* [What the task asks] Output every line of the listing below as a JSON list of strings, one string per line, leaving out blank lines and the pictures.

— Begin —

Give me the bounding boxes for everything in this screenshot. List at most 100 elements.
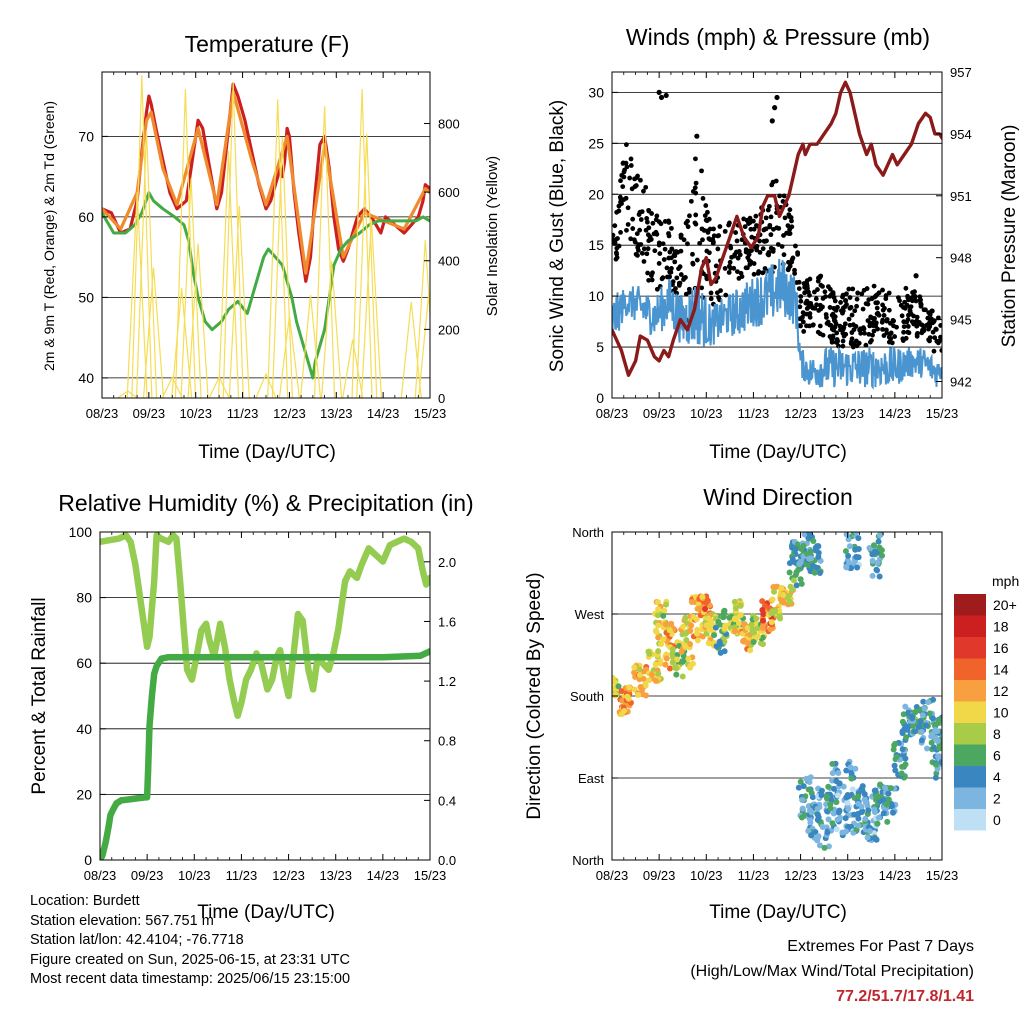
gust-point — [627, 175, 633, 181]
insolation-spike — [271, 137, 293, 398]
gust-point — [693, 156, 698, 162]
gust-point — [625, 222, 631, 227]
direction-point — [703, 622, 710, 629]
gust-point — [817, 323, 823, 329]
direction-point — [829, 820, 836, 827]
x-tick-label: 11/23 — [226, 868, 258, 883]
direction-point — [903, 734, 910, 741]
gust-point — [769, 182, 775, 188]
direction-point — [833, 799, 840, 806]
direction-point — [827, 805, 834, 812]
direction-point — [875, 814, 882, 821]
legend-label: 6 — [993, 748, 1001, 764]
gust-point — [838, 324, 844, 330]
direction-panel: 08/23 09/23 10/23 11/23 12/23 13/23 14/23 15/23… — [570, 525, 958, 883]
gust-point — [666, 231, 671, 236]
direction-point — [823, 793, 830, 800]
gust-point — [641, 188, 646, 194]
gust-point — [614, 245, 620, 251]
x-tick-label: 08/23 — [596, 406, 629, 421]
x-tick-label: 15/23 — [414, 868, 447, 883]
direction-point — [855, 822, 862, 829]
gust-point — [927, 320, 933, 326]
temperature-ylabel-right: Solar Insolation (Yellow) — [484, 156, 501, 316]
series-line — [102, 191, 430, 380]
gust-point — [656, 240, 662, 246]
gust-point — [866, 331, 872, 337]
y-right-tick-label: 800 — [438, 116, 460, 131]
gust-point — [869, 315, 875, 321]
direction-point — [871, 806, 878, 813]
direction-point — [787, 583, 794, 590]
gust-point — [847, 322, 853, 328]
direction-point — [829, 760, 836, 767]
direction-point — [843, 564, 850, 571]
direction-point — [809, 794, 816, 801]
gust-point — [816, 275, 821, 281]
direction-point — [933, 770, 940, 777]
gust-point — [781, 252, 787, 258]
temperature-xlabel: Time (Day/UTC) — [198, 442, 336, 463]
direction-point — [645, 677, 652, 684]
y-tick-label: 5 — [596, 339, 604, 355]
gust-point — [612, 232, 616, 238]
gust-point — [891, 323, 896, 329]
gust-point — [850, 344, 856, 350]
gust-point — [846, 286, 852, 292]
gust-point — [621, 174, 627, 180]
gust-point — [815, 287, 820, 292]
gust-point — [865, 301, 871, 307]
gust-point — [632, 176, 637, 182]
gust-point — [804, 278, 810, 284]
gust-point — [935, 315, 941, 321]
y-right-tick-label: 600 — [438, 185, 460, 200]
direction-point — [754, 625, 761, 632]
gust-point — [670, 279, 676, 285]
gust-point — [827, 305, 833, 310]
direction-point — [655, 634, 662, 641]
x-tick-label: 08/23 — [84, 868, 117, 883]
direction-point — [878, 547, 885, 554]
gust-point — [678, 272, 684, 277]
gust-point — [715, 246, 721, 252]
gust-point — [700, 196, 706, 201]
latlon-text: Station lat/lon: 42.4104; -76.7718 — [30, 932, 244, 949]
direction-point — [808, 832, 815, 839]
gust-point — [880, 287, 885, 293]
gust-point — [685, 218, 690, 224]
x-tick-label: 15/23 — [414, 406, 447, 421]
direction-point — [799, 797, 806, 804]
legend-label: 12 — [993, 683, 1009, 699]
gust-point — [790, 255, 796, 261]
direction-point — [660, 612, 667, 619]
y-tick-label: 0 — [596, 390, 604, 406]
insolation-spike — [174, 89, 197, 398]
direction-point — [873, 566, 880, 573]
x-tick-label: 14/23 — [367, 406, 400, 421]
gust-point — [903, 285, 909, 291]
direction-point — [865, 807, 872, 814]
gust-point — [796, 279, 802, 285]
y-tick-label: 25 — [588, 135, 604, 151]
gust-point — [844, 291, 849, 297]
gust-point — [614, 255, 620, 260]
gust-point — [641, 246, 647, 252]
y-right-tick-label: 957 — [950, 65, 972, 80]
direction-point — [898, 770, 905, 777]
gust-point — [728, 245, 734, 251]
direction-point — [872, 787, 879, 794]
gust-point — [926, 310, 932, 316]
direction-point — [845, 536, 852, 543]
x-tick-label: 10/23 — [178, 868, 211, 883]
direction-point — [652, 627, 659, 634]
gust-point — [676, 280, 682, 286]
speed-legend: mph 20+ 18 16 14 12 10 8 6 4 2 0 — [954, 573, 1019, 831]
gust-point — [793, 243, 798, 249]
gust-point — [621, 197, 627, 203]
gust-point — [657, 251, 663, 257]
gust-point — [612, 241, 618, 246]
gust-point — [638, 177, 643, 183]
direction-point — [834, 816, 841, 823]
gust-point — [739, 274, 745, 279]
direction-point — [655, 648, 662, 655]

— End —

* [Solution to this task]
[
  "Give me the bounding boxes for everything in this screenshot. List at most 100 elements.",
  "gust-point — [627, 175, 633, 181]",
  "insolation-spike — [271, 137, 293, 398]",
  "gust-point — [693, 156, 698, 162]",
  "gust-point — [625, 222, 631, 227]",
  "direction-point — [703, 622, 710, 629]",
  "gust-point — [817, 323, 823, 329]",
  "direction-point — [829, 820, 836, 827]",
  "x-tick-label: 11/23 — [226, 868, 258, 883]",
  "direction-point — [903, 734, 910, 741]",
  "gust-point — [769, 182, 775, 188]",
  "direction-point — [833, 799, 840, 806]",
  "direction-point — [827, 805, 834, 812]",
  "direction-point — [875, 814, 882, 821]",
  "legend-label: 6 — [993, 748, 1001, 764]",
  "gust-point — [838, 324, 844, 330]",
  "direction-panel: 08/23 09/23 10/23 11/23 12/23 13/23 14/23 15/23… — [570, 525, 958, 883]",
  "gust-point — [666, 231, 671, 236]",
  "direction-point — [823, 793, 830, 800]",
  "gust-point — [641, 188, 646, 194]",
  "gust-point — [614, 245, 620, 251]",
  "x-tick-label: 08/23 — [596, 406, 629, 421]",
  "x-tick-label: 15/23 — [414, 868, 447, 883]",
  "direction-point — [855, 822, 862, 829]",
  "gust-point — [927, 320, 933, 326]",
  "temperature-ylabel-right: Solar Insolation (Yellow) — [484, 156, 501, 316]",
  "series-line — [102, 191, 430, 380]",
  "gust-point — [656, 240, 662, 246]",
  "gust-point — [866, 331, 872, 337]",
  "y-right-tick-label: 800 — [438, 116, 460, 131]",
  "gust-point — [869, 315, 875, 321]",
  "direction-point — [871, 806, 878, 813]",
  "direction-point — [787, 583, 794, 590]",
  "gust-point — [847, 322, 853, 328]",
  "direction-point — [829, 760, 836, 767]",
  "direction-point — [843, 564, 850, 571]",
  "direction-point — [809, 794, 816, 801]",
  "gust-point — [816, 275, 821, 281]",
  "direction-point — [933, 770, 940, 777]",
  "gust-point — [781, 252, 787, 258]",
  "temperature-xlabel: Time (Day/UTC) — [198, 442, 336, 463]",
  "direction-point — [645, 677, 652, 684]",
  "y-tick-label: 5 — [596, 339, 604, 355]",
  "gust-point — [612, 232, 616, 238]",
  "gust-point — [891, 323, 896, 329]",
  "gust-point — [850, 344, 856, 350]",
  "gust-point — [846, 286, 852, 292]",
  "gust-point — [621, 174, 627, 180]",
  "gust-point — [815, 287, 820, 292]",
  "gust-point — [865, 301, 871, 307]",
  "gust-point — [632, 176, 637, 182]",
  "gust-point — [804, 278, 810, 284]",
  "gust-point — [935, 315, 941, 321]",
  "y-right-tick-label: 600 — [438, 185, 460, 200]",
  "direction-point — [754, 625, 761, 632]",
  "gust-point — [670, 279, 676, 285]",
  "gust-point — [827, 305, 833, 310]",
  "direction-point — [655, 634, 662, 641]",
  "x-tick-label: 08/23 — [84, 868, 117, 883]",
  "direction-point — [878, 547, 885, 554]",
  "gust-point — [678, 272, 684, 277]",
  "gust-point — [715, 246, 721, 252]",
  "gust-point — [700, 196, 706, 201]",
  "latlon-text: Station lat/lon: 42.4104; -76.7718 — [30, 932, 244, 949]",
  "direction-point — [808, 832, 815, 839]",
  "gust-point — [880, 287, 885, 293]",
  "gust-point — [685, 218, 690, 224]",
  "x-tick-label: 15/23 — [414, 406, 447, 421]",
  "direction-point — [799, 797, 806, 804]",
  "legend-label: 12 — [993, 683, 1009, 699]",
  "gust-point — [790, 255, 796, 261]",
  "direction-point — [660, 612, 667, 619]",
  "y-tick-label: 0 — [596, 390, 604, 406]",
  "insolation-spike — [174, 89, 197, 398]",
  "direction-point — [873, 566, 880, 573]",
  "x-tick-label: 14/23 — [367, 406, 400, 421]",
  "gust-point — [903, 285, 909, 291]",
  "direction-point — [865, 807, 872, 814]",
  "gust-point — [796, 279, 802, 285]",
  "y-tick-label: 25 — [588, 135, 604, 151]",
  "gust-point — [844, 291, 849, 297]",
  "gust-point — [614, 255, 620, 260]",
  "gust-point — [641, 246, 647, 252]",
  "y-right-tick-label: 957 — [950, 65, 972, 80]",
  "direction-point — [898, 770, 905, 777]",
  "gust-point — [728, 245, 734, 251]",
  "direction-point — [872, 787, 879, 794]",
  "gust-point — [926, 310, 932, 316]",
  "direction-point — [845, 536, 852, 543]",
  "x-tick-label: 10/23 — [178, 868, 211, 883]",
  "direction-point — [652, 627, 659, 634]",
  "gust-point — [676, 280, 682, 286]",
  "speed-legend: mph 20+ 18 16 14 12 10 8 6 4 2 0 — [954, 573, 1019, 831]",
  "gust-point — [793, 243, 798, 249]",
  "gust-point — [621, 197, 627, 203]",
  "gust-point — [657, 251, 663, 257]",
  "gust-point — [612, 241, 618, 246]",
  "gust-point — [638, 177, 643, 183]",
  "direction-point — [834, 816, 841, 823]",
  "gust-point — [739, 274, 745, 279]",
  "direction-point — [655, 648, 662, 655]"
]